» Records provided:
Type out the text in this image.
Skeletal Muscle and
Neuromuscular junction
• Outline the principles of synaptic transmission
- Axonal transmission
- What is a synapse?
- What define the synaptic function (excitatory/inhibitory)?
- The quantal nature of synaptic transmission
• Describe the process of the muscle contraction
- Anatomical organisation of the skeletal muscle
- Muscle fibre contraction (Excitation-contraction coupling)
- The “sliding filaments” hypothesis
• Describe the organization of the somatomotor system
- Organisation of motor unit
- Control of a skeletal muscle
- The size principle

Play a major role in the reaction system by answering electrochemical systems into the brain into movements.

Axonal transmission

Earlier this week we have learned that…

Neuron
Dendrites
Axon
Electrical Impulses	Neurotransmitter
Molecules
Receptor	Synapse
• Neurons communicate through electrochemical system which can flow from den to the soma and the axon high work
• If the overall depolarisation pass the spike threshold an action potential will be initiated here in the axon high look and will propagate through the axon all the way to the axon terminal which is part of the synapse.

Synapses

» Request:
Return all the data above once more, precisely as given.

» Task answer:
Type out the text in this image.
Skeletal Muscle and
Neuromuscular junction
• Outline the principles of synaptic transmission
- Axonal transmission
- What is a synapse?
- What define the synaptic function (excitatory/inhibitory)?
- The quantal nature of synaptic transmission
• Describe the process of the muscle contraction
- Anatomical organisation of the skeletal muscle
- Muscle fibre contraction (Excitation-contraction coupling)
- The “sliding filaments” hypothesis
• Describe the organization of the somatomotor system
- Organisation of motor unit
- Control of a skeletal muscle
- The size principle

Play a major role in the reaction system by answering electrochemical systems into the brain into movements.

Axonal transmission

Earlier this week we have learned that…

Neuron
Dendrites
Axon
Electrical Impulses	Neurotransmitter
Molecules
Receptor	Synapse
• Neurons communicate through electrochemical system which can flow from den to the soma and the axon high work
• If the overall depolarisation pass the spike threshold an action potential will be initiated here in the axon high look and will propagate through the axon all the way to the axon terminal which is part of the synapse.

Synapses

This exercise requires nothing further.